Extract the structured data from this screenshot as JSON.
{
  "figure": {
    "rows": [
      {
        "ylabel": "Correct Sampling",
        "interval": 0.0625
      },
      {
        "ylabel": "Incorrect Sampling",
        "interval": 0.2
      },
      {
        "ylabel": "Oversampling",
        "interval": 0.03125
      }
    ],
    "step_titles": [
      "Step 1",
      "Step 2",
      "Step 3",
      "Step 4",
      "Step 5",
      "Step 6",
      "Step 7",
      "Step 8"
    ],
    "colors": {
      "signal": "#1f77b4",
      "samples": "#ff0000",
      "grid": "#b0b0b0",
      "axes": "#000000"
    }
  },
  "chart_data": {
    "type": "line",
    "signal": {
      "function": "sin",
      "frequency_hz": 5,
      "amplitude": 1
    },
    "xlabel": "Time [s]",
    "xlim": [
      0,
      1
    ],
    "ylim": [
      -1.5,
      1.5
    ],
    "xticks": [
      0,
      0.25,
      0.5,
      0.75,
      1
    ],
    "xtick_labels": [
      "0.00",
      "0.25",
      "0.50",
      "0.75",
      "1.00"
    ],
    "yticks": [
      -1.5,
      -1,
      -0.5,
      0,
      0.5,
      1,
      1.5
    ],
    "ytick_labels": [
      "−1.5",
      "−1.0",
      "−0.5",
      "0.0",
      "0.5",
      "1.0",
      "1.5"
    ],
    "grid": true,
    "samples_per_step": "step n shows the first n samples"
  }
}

┄┄┄┄┄┄┄┄┄┄┄┄┄┄┄┄┄┄┄┄

— TASK DESCRIPTION —
Retype all of the entries precisely as they are.

— OUTPUT —
Extract the structured data from this screenshot as JSON.
{
  "figure": {
    "rows": [
      {
        "ylabel": "Correct Sampling",
        "interval": 0.0625
      },
      {
        "ylabel": "Incorrect Sampling",
        "interval": 0.2
      },
      {
        "ylabel": "Oversampling",
        "interval": 0.03125
      }
    ],
    "step_titles": [
      "Step 1",
      "Step 2",
      "Step 3",
      "Step 4",
      "Step 5",
      "Step 6",
      "Step 7",
      "Step 8"
    ],
    "colors": {
      "signal": "#1f77b4",
      "samples": "#ff0000",
      "grid": "#b0b0b0",
      "axes": "#000000"
    }
  },
  "chart_data": {
    "type": "line",
    "signal": {
      "function": "sin",
      "frequency_hz": 5,
      "amplitude": 1
    },
    "xlabel": "Time [s]",
    "xlim": [
      0,
      1
    ],
    "ylim": [
      -1.5,
      1.5
    ],
    "xticks": [
      0,
      0.25,
      0.5,
      0.75,
      1
    ],
    "xtick_labels": [
      "0.00",
      "0.25",
      "0.50",
      "0.75",
      "1.00"
    ],
    "yticks": [
      -1.5,
      -1,
      -0.5,
      0,
      0.5,
      1,
      1.5
    ],
    "ytick_labels": [
      "−1.5",
      "−1.0",
      "−0.5",
      "0.0",
      "0.5",
      "1.0",
      "1.5"
    ],
    "grid": true,
    "samples_per_step": "step n shows the first n samples"
  }
}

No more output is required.